REQUIREMENT »
Every line that contains the word "service" should be copied.

LISTING »
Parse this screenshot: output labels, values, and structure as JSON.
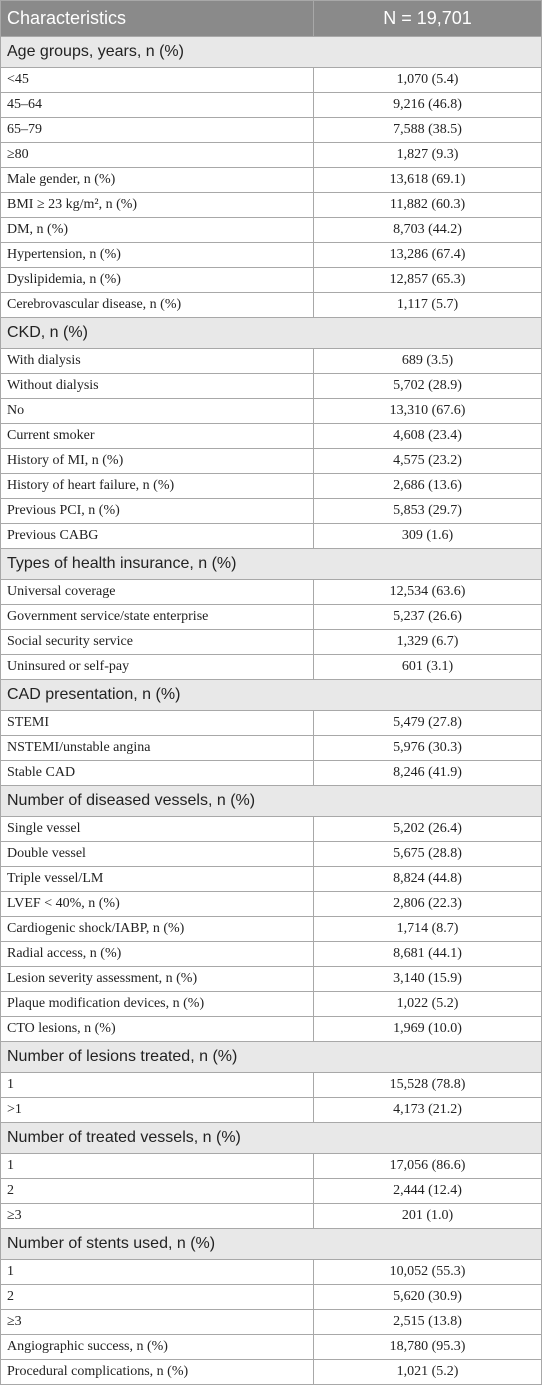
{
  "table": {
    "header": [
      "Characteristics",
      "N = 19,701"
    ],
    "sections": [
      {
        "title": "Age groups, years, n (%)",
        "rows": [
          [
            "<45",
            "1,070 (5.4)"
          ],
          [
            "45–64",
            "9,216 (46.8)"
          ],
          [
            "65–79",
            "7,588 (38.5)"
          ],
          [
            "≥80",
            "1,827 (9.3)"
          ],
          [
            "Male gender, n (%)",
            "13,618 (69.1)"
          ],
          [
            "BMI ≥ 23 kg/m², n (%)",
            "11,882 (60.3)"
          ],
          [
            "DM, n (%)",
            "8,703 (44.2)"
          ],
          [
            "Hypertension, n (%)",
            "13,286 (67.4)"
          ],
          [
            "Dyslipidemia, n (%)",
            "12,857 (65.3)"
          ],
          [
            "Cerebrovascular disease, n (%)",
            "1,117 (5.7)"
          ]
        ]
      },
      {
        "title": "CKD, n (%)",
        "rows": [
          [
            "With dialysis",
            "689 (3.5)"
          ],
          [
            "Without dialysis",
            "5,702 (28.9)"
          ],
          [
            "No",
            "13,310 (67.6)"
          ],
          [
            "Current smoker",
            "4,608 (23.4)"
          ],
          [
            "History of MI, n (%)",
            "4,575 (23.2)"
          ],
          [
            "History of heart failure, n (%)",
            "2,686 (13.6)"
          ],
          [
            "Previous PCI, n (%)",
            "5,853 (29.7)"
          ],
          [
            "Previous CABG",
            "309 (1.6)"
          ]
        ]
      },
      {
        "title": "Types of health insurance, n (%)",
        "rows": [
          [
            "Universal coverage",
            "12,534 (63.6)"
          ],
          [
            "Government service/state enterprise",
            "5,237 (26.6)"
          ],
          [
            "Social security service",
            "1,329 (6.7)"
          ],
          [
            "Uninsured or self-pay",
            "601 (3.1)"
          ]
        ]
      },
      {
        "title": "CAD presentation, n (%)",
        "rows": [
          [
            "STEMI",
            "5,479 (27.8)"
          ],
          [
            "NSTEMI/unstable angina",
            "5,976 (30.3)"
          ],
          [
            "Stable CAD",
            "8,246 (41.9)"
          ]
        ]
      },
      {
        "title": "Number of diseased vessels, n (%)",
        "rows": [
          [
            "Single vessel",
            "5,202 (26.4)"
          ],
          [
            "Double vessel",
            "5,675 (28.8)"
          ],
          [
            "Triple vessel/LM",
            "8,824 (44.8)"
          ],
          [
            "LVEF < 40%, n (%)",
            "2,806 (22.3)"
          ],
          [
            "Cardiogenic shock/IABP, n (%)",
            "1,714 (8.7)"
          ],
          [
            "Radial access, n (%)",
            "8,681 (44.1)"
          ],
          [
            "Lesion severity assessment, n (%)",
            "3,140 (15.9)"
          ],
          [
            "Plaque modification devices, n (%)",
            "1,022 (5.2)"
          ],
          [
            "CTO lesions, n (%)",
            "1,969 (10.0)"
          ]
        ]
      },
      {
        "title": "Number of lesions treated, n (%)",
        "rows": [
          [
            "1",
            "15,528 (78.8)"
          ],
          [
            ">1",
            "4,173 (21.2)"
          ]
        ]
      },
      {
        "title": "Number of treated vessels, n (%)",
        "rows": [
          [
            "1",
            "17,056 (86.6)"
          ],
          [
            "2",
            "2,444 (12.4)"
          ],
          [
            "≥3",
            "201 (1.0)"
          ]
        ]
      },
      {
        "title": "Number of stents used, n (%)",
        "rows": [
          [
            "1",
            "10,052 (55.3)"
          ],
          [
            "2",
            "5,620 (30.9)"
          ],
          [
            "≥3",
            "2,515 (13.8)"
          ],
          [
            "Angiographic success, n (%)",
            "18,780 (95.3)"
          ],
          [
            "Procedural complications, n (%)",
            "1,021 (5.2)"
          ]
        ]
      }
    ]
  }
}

EXERCISE SOLUTION »
            "Government service/state enterprise",
            "Social security service",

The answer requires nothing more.